PROVIDED DATA:
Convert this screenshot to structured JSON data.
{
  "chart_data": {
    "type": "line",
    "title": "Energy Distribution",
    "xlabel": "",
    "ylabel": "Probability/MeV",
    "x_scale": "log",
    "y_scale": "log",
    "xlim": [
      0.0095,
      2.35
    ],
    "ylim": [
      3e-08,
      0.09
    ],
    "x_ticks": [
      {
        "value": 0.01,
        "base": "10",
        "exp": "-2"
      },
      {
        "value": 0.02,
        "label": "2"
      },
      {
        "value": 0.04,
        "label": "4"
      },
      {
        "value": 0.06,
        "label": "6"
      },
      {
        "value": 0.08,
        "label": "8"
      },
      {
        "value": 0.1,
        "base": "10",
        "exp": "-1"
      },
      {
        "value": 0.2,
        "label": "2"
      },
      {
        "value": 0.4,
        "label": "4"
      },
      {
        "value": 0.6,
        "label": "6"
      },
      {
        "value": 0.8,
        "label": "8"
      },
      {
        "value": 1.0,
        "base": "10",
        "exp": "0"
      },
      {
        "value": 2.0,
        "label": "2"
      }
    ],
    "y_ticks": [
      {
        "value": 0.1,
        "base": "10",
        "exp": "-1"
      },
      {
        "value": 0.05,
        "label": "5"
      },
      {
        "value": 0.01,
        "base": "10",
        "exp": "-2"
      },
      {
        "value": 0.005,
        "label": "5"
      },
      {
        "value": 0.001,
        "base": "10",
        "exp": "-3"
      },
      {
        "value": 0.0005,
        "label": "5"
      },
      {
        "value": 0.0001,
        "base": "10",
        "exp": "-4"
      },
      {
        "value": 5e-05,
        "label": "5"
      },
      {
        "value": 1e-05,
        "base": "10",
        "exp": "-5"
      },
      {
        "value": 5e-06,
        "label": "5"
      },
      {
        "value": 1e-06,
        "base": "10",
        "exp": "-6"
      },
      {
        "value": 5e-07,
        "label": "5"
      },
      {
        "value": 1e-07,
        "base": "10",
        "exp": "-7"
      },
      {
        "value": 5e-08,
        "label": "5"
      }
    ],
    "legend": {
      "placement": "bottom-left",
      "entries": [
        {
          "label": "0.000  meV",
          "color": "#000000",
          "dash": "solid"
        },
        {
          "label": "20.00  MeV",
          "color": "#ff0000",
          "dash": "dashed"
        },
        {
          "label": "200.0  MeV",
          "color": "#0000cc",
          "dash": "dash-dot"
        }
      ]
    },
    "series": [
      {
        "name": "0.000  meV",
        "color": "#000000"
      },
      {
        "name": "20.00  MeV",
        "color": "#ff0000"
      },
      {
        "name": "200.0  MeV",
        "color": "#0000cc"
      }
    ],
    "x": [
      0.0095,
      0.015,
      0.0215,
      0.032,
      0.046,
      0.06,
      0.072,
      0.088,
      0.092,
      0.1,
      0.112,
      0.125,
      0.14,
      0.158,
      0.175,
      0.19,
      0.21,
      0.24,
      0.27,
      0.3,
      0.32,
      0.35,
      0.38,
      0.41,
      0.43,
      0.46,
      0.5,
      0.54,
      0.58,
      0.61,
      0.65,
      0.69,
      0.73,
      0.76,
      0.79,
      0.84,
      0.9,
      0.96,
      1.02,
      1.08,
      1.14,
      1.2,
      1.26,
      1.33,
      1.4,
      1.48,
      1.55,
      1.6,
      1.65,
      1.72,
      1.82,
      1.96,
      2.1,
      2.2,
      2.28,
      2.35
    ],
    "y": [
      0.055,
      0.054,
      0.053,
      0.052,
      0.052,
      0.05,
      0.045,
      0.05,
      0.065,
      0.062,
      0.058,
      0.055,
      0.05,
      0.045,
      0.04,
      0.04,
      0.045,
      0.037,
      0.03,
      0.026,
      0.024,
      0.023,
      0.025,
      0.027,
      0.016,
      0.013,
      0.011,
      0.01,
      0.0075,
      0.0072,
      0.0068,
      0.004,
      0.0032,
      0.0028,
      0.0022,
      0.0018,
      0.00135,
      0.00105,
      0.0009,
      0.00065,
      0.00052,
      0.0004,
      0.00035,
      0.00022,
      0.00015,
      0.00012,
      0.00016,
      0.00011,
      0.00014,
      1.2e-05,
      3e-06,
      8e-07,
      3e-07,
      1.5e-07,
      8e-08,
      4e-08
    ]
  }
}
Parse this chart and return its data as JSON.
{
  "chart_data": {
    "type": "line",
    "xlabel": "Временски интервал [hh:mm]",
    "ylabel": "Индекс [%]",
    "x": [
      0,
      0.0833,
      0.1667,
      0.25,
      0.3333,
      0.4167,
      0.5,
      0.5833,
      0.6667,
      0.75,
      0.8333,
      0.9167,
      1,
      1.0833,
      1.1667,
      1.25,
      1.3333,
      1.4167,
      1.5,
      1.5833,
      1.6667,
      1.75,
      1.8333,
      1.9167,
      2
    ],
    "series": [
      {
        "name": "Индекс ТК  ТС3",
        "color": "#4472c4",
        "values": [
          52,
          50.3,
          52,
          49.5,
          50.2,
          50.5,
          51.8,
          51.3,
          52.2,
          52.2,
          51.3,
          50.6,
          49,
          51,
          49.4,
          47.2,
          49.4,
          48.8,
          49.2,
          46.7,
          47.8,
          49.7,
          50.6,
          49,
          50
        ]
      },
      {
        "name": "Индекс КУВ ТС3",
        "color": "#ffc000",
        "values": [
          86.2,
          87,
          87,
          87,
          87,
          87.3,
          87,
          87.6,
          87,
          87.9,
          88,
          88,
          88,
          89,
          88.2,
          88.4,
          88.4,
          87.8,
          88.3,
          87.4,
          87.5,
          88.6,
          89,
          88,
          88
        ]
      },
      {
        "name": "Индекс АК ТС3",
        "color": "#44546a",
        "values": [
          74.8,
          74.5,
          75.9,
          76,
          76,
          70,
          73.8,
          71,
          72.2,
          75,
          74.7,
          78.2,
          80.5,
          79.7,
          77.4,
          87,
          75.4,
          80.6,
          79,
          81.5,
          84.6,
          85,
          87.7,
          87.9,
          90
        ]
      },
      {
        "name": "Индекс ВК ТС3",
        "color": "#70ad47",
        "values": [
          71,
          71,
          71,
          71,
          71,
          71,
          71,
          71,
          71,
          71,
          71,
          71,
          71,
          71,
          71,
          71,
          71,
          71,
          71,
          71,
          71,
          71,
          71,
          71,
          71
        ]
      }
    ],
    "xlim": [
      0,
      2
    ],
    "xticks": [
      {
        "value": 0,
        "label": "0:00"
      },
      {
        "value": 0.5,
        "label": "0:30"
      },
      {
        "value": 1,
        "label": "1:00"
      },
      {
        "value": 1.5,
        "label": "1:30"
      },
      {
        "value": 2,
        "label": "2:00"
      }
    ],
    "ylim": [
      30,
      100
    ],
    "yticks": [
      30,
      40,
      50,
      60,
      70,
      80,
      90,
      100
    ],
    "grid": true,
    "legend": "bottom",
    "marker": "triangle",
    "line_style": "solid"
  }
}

EXERCISE: Check the records above line by line and tally those holding the string "Индекс". Answer with the number only.

CORRECT RESPONSE: 5